Print, exactly and completely, every entry in the data.

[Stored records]

━━━━

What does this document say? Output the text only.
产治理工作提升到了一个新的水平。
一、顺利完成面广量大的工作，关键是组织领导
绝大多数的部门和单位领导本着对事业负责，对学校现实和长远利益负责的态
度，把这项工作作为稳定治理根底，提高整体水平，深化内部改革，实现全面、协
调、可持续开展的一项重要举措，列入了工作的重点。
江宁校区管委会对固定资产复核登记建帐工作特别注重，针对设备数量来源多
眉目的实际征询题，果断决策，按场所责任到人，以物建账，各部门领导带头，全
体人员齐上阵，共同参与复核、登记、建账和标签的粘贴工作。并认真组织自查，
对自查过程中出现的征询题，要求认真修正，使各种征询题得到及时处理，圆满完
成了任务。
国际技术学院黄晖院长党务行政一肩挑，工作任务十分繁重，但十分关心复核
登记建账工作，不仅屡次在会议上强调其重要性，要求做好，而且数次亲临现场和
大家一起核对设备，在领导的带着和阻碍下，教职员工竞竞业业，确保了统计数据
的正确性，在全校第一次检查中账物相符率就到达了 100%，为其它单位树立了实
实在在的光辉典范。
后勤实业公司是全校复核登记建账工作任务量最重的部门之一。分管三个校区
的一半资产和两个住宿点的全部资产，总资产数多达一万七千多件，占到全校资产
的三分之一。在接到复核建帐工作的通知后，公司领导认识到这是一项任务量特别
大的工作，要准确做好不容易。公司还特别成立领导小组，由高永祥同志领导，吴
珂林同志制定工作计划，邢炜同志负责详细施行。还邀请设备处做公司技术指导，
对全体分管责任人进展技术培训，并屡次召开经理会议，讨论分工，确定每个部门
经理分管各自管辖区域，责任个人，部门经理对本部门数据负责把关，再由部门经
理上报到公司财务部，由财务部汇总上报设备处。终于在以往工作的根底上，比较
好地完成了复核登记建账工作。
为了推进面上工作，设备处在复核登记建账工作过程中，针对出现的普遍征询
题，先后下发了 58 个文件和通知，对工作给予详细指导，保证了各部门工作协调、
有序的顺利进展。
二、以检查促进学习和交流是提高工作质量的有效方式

━━━━

RESULT OF THE TASK:
What does this document say? Output the text only.
产治理工作提升到了一个新的水平。
一、顺利完成面广量大的工作，关键是组织领导
绝大多数的部门和单位领导本着对事业负责，对学校现实和长远利益负责的态
度，把这项工作作为稳定治理根底，提高整体水平，深化内部改革，实现全面、协
调、可持续开展的一项重要举措，列入了工作的重点。
江宁校区管委会对固定资产复核登记建帐工作特别注重，针对设备数量来源多
眉目的实际征询题，果断决策，按场所责任到人，以物建账，各部门领导带头，全
体人员齐上阵，共同参与复核、登记、建账和标签的粘贴工作。并认真组织自查，
对自查过程中出现的征询题，要求认真修正，使各种征询题得到及时处理，圆满完
成了任务。
国际技术学院黄晖院长党务行政一肩挑，工作任务十分繁重，但十分关心复核
登记建账工作，不仅屡次在会议上强调其重要性，要求做好，而且数次亲临现场和
大家一起核对设备，在领导的带着和阻碍下，教职员工竞竞业业，确保了统计数据
的正确性，在全校第一次检查中账物相符率就到达了 100%，为其它单位树立了实
实在在的光辉典范。
后勤实业公司是全校复核登记建账工作任务量最重的部门之一。分管三个校区
的一半资产和两个住宿点的全部资产，总资产数多达一万七千多件，占到全校资产
的三分之一。在接到复核建帐工作的通知后，公司领导认识到这是一项任务量特别
大的工作，要准确做好不容易。公司还特别成立领导小组，由高永祥同志领导，吴
珂林同志制定工作计划，邢炜同志负责详细施行。还邀请设备处做公司技术指导，
对全体分管责任人进展技术培训，并屡次召开经理会议，讨论分工，确定每个部门
经理分管各自管辖区域，责任个人，部门经理对本部门数据负责把关，再由部门经
理上报到公司财务部，由财务部汇总上报设备处。终于在以往工作的根底上，比较
好地完成了复核登记建账工作。
为了推进面上工作，设备处在复核登记建账工作过程中，针对出现的普遍征询
题，先后下发了 58 个文件和通知，对工作给予详细指导，保证了各部门工作协调、
有序的顺利进展。
二、以检查促进学习和交流是提高工作质量的有效方式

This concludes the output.